What you need to do> Find every line in the records below that holds the word "border", and copy each one.

Exercise input>
%%
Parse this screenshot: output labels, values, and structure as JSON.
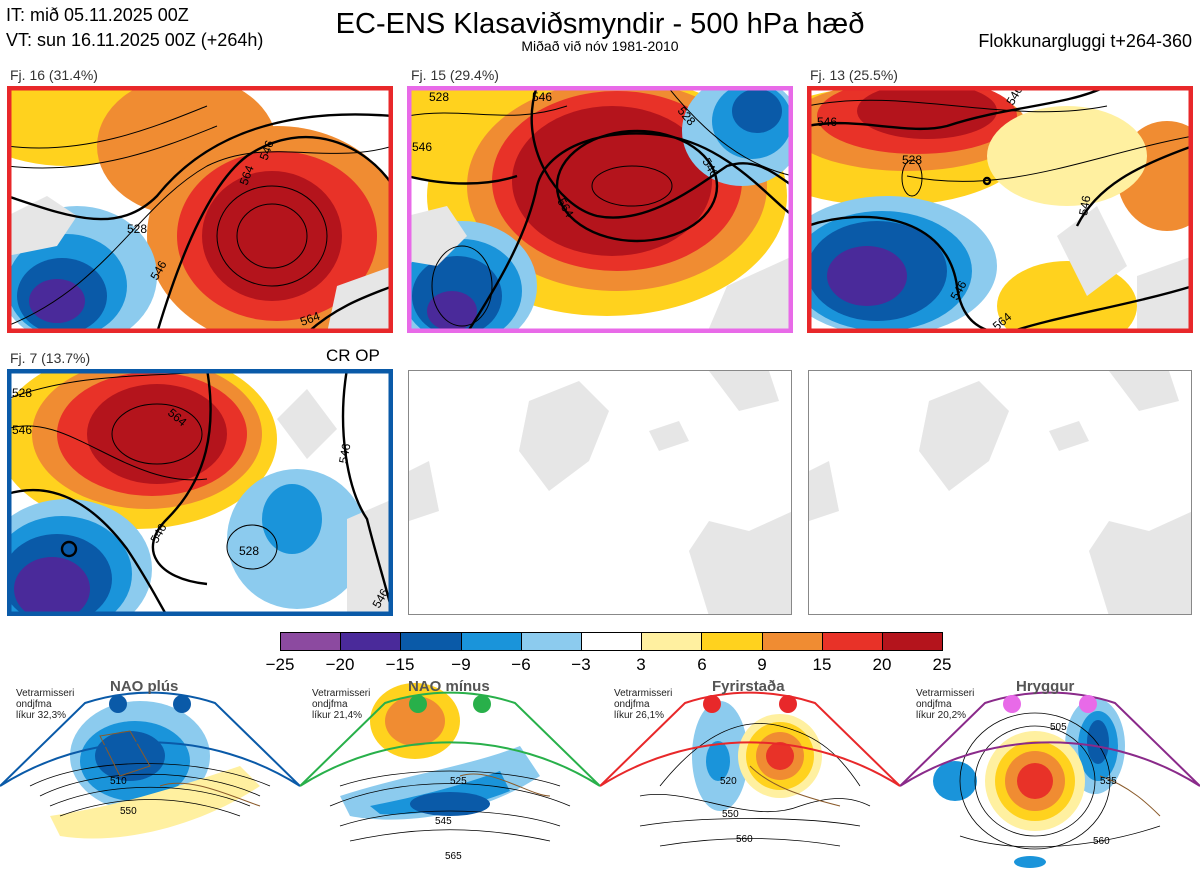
{
  "header": {
    "it_line": "IT: mið 05.11.2025 00Z",
    "vt_line": "VT: sun 16.11.2025 00Z  (+264h)",
    "title": "EC-ENS Klasaviðsmyndir - 500 hPa hæð",
    "subtitle": "Miðað við nóv 1981-2010",
    "window": "Flokkunargluggi t+264-360"
  },
  "clusters": [
    {
      "label": "Fj. 16 (31.4%)",
      "border": "#e8282a",
      "contours": [
        "528",
        "546",
        "564",
        "546",
        "564"
      ]
    },
    {
      "label": "Fj. 15 (29.4%)",
      "border": "#e86ae8",
      "contours": [
        "528",
        "546",
        "564",
        "546",
        "528",
        "546"
      ]
    },
    {
      "label": "Fj. 13 (25.5%)",
      "border": "#e8282a",
      "contours": [
        "546",
        "528",
        "546",
        "564",
        "546",
        "546"
      ]
    },
    {
      "label": "Fj. 7 (13.7%)",
      "border": "#0a5aa8",
      "contours": [
        "528",
        "546",
        "564",
        "546",
        "528",
        "546",
        "546"
      ],
      "tag": "CR OP"
    }
  ],
  "colorbar": {
    "colors": [
      "#8c4aa0",
      "#4a2a9a",
      "#0a5aa8",
      "#1a94da",
      "#8ccbee",
      "#ffffff",
      "#fff0a0",
      "#ffd21e",
      "#f08c32",
      "#e83228",
      "#b4141c"
    ],
    "ticks": [
      "−25",
      "−20",
      "−15",
      "−9",
      "−6",
      "−3",
      "3",
      "6",
      "9",
      "15",
      "20",
      "25"
    ]
  },
  "regimes": [
    {
      "title": "NAO plús",
      "info": [
        "Vetrarmisseri",
        "ondjfma",
        "líkur 32,3%"
      ],
      "color": "#0a5aa8",
      "contours": [
        "510",
        "550"
      ]
    },
    {
      "title": "NAO mínus",
      "info": [
        "Vetrarmisseri",
        "ondjfma",
        "líkur 21,4%"
      ],
      "color": "#28b04a",
      "contours": [
        "525",
        "545",
        "565"
      ]
    },
    {
      "title": "Fyrirstaða",
      "info": [
        "Vetrarmisseri",
        "ondjfma",
        "líkur 26,1%"
      ],
      "color": "#e8282a",
      "contours": [
        "520",
        "550",
        "560"
      ]
    },
    {
      "title": "Hryggur",
      "info": [
        "Vetrarmisseri",
        "ondjfma",
        "líkur 20,2%"
      ],
      "color": "#e86ae8",
      "contours": [
        "505",
        "535",
        "560"
      ]
    }
  ]
}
%%
Complete response>
      "border": "#e8282a",
      "border": "#e86ae8",
      "border": "#e8282a",
      "border": "#0a5aa8",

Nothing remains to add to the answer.